[start of Given entries]

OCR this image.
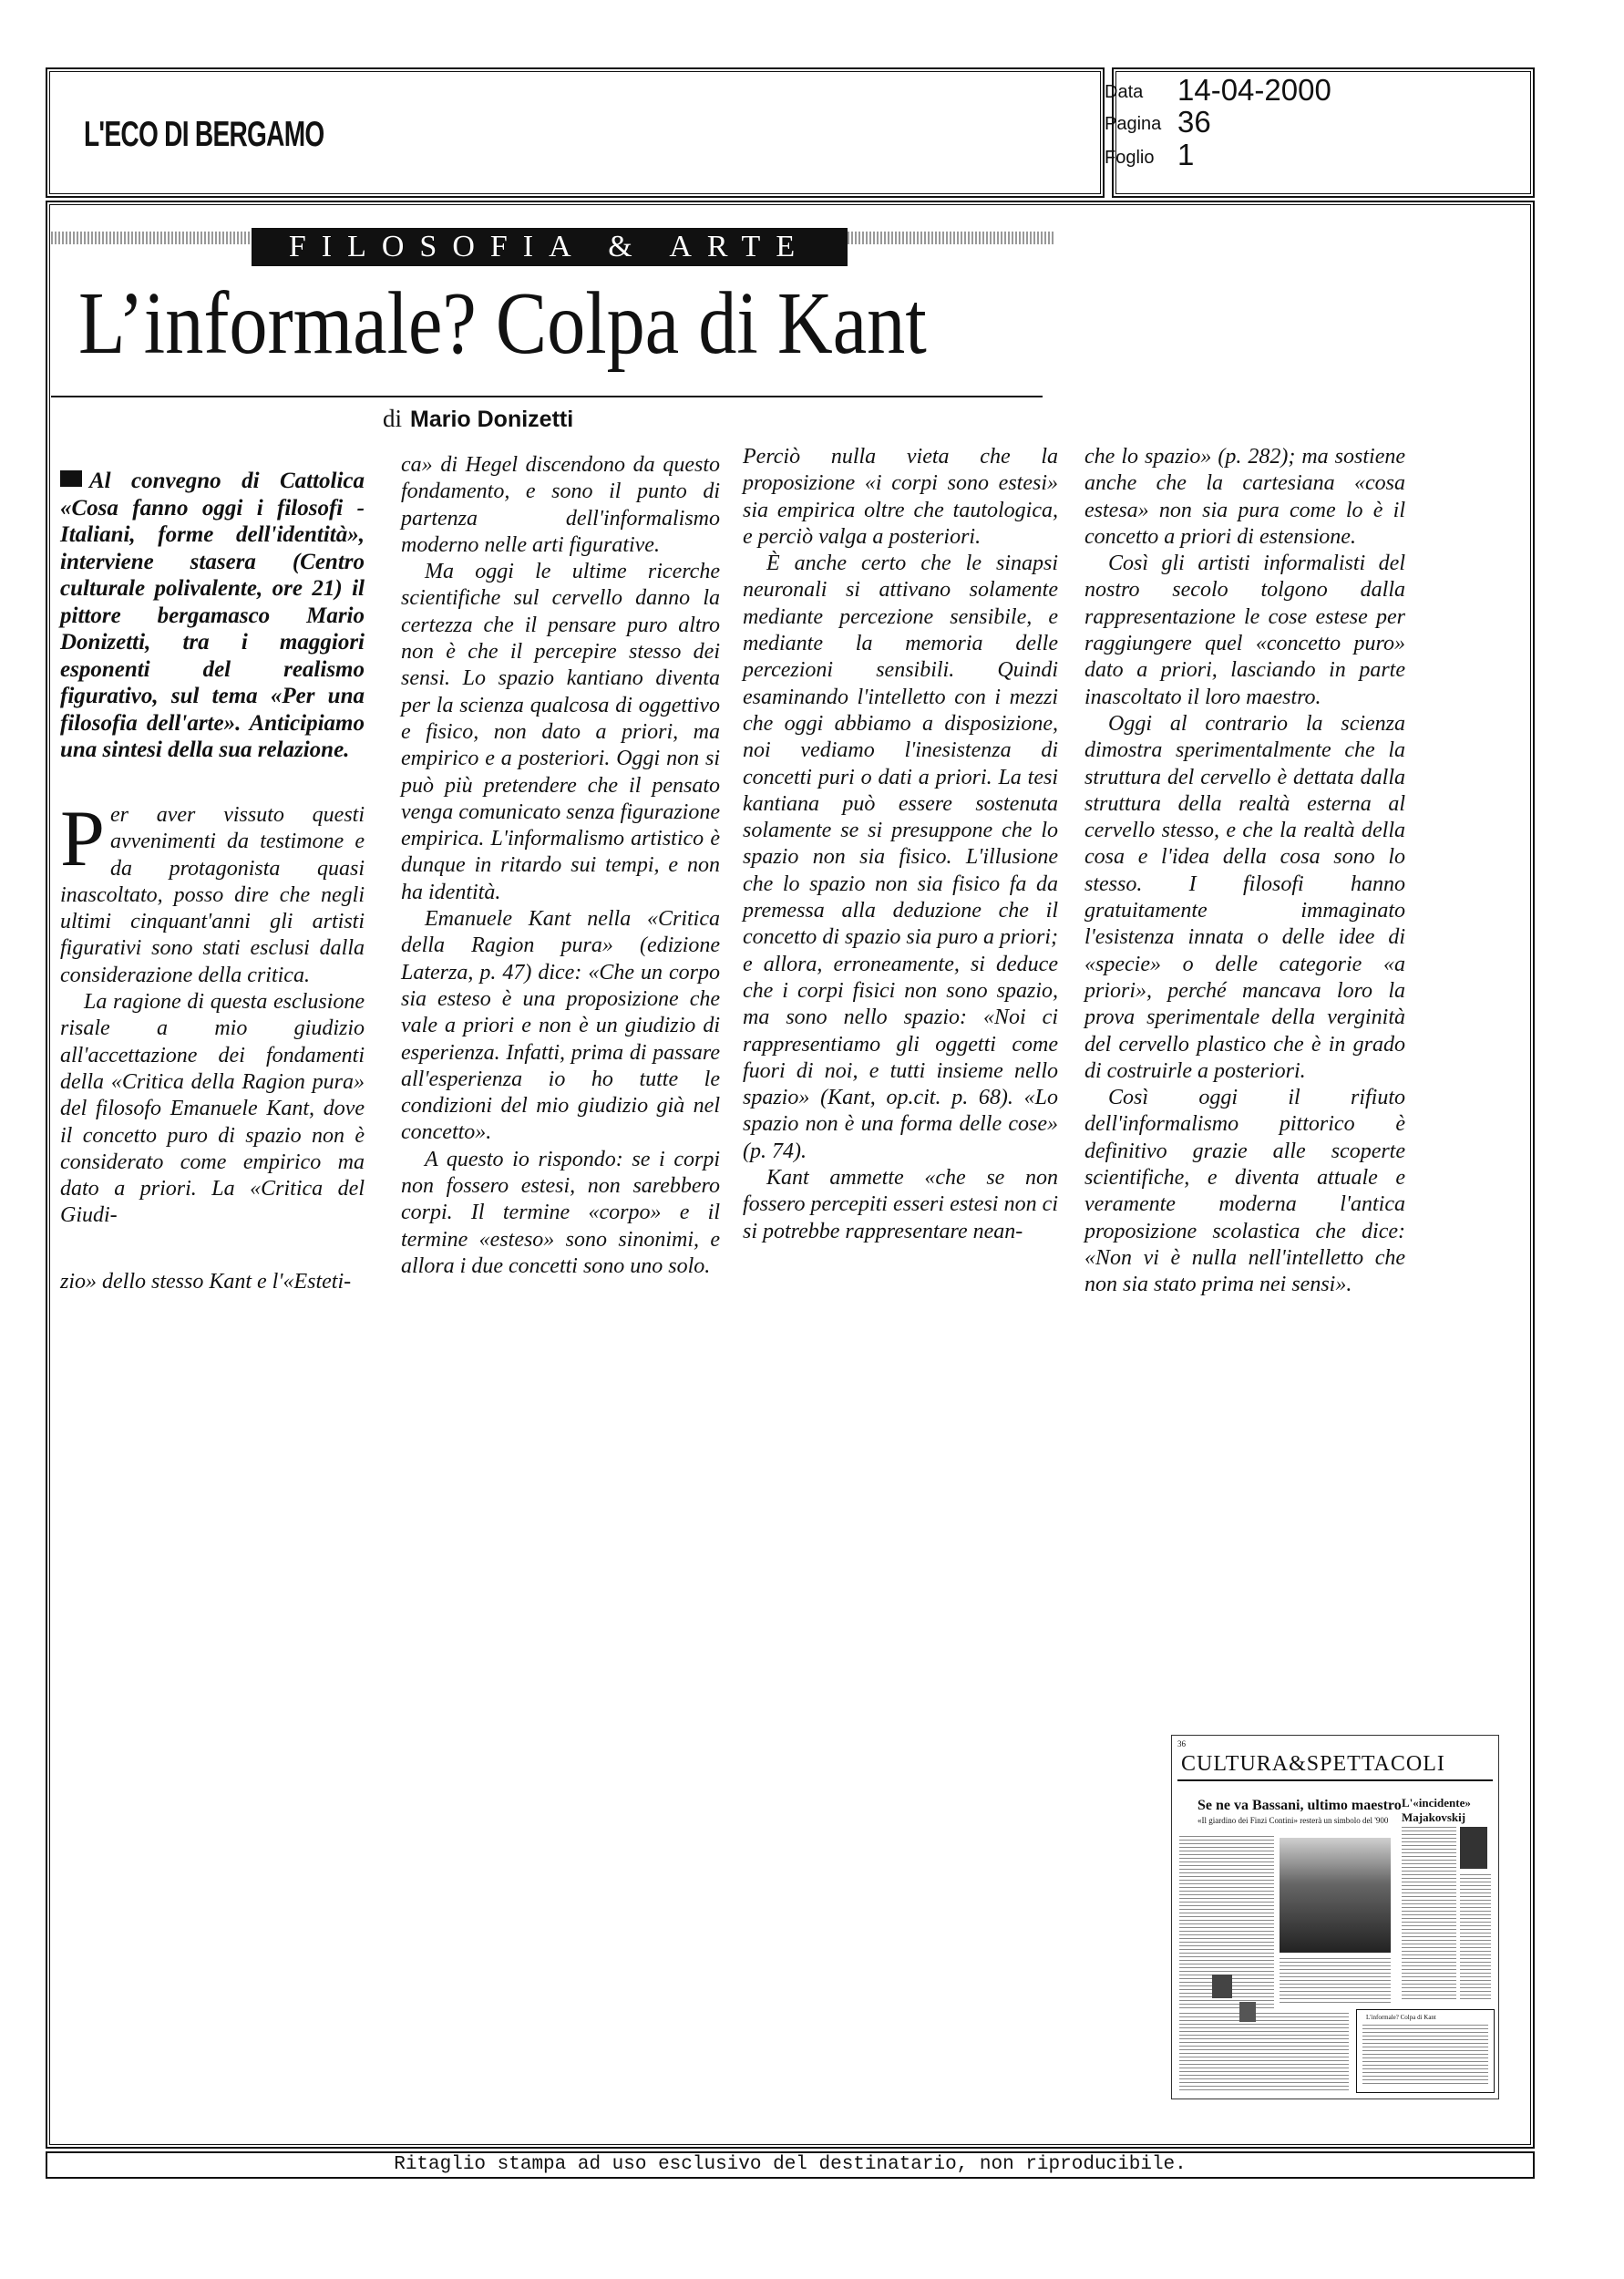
L'ECO DI BERGAMO
Data 14-04-2000
Pagina 36
Foglio 1
FILOSOFIA & ARTE
L’informale? Colpa di Kant
di Mario Donizetti
Al convegno di Cattolica «Cosa fanno oggi i filosofi - Italiani, forme dell'identità», interviene stasera (Centro culturale polivalente, ore 21) il pittore bergamasco Mario Donizetti, tra i maggiori esponenti del realismo figurativo, sul tema «Per una filosofia dell'arte». Anticipiamo una sintesi della sua relazione.
P er aver vissuto questi avvenimenti da testimone e da protagonista quasi inascoltato, posso dire che negli ultimi cinquant'anni gli artisti figurativi sono stati esclusi dalla considerazione della critica.

La ragione di questa esclusione risale a mio giudizio all'accettazione dei fondamenti della «Critica della Ragion pura» del filosofo Emanuele Kant, dove il concetto puro di spazio non è considerato come empirico ma dato a priori. La «Critica del Giudi-

zio» dello stesso Kant e l'«Esteti-

ca» di Hegel discendono da questo fondamento, e sono il punto di partenza dell'informalismo moderno nelle arti figurative.

Ma oggi le ultime ricerche scientifiche sul cervello danno la certezza che il pensare puro altro non è che il percepire stesso dei sensi. Lo spazio kantiano diventa per la scienza qualcosa di oggettivo e fisico, non dato a priori, ma empirico e a posteriori. Oggi non si può più pretendere che il pensato venga comunicato senza figurazione empirica. L'informalismo artistico è dunque in ritardo sui tempi, e non ha identità.

Emanuele Kant nella «Critica della Ragion pura» (edizione Laterza, p. 47) dice: «Che un corpo sia esteso è una proposizione che vale a priori e non è un giudizio di esperienza. Infatti, prima di passare all'esperienza io ho tutte le condizioni del mio giudizio già nel concetto».

A questo io rispondo: se i corpi non fossero estesi, non sarebbero corpi. Il termine «corpo» e il termine «esteso» sono sinonimi, e allora i due concetti sono uno solo.

Perciò nulla vieta che la proposizione «i corpi sono estesi» sia empirica oltre che tautologica, e perciò valga a posteriori.

È anche certo che le sinapsi neuronali si attivano solamente mediante percezione sensibile, e mediante la memoria delle percezioni sensibili. Quindi esaminando l'intelletto con i mezzi che oggi abbiamo a disposizione, noi vediamo l'inesistenza di concetti puri o dati a priori. La tesi kantiana può essere sostenuta solamente se si presuppone che lo spazio non sia fisico. L'illusione che lo spazio non sia fisico fa da premessa alla deduzione che il concetto di spazio sia puro a priori; e allora, erroneamente, si deduce che i corpi fisici non sono spazio, ma sono nello spazio: «Noi ci rappresentiamo gli oggetti come fuori di noi, e tutti insieme nello spazio» (Kant, op.cit. p. 68). «Lo spazio non è una forma delle cose» (p. 74).

Kant ammette «che se non fossero percepiti esseri estesi non ci si potrebbe rappresentare nean-

che lo spazio» (p. 282); ma sostiene anche che la cartesiana «cosa estesa» non sia pura come lo è il concetto a priori di estensione.

Così gli artisti informalisti del nostro secolo tolgono dalla rappresentazione le cose estese per raggiungere quel «concetto puro» dato a priori, lasciando in parte inascoltato il loro maestro.

Oggi al contrario la scienza dimostra sperimentalmente che la struttura del cervello è dettata dalla struttura della realtà esterna al cervello stesso, e che la realtà della cosa e l'idea della cosa sono lo stesso. I filosofi hanno gratuitamente immaginato l'esistenza innata o delle idee di «specie» o delle categorie «a priori», perché mancava loro la prova sperimentale della verginità del cervello plastico che è in grado di costruirle a posteriori.

Così oggi il rifiuto dell'informalismo pittorico è definitivo grazie alle scoperte scientifiche, e diventa attuale e veramente moderna l'antica proposizione scolastica che dice: «Non vi è nulla nell'intelletto che non sia stato prima nei sensi».

36
CULTURA&SPETTACOLI
Se ne va Bassani, ultimo maestro
«Il giardino dei Finzi Contini» resterà un simbolo del '900
L'«incidente» Majakovskij
L'informale? Colpa di Kant
Ritaglio stampa ad uso esclusivo del destinatario, non riproducibile.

[end of Given entries]

Goal of the exercise:
Report the number of lines that contain "giudizio", with no other words.

Solution:
2